» Exercise instructions
Present every line in which the string "Manual" appears.

----

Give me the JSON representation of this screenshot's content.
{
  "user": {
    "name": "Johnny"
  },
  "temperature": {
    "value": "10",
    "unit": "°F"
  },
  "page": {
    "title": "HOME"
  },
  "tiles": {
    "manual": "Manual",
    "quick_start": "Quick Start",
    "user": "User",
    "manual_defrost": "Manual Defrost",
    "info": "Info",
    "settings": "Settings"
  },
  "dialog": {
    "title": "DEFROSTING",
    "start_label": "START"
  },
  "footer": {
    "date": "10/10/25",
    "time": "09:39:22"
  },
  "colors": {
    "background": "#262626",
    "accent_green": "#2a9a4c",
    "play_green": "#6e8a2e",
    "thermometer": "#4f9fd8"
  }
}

----

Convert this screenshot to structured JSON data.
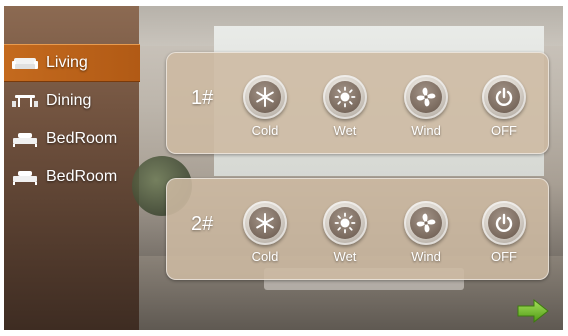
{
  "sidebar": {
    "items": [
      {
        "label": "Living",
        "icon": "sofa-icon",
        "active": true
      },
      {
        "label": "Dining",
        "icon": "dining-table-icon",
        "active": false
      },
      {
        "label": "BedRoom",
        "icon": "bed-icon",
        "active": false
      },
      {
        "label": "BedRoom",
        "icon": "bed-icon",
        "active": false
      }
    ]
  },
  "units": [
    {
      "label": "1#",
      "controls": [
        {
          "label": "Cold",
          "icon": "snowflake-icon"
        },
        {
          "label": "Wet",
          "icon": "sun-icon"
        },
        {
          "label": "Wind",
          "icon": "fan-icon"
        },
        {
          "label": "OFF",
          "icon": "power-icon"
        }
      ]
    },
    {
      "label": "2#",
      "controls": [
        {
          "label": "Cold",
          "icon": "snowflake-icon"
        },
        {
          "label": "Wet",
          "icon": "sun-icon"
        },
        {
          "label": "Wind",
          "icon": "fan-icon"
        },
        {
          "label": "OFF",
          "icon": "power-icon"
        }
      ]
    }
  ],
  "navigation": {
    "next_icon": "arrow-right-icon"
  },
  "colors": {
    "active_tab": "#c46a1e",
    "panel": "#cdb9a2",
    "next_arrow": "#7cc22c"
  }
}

----

» Task result
    "manual": "Manual",
    "manual_defrost": "Manual Defrost",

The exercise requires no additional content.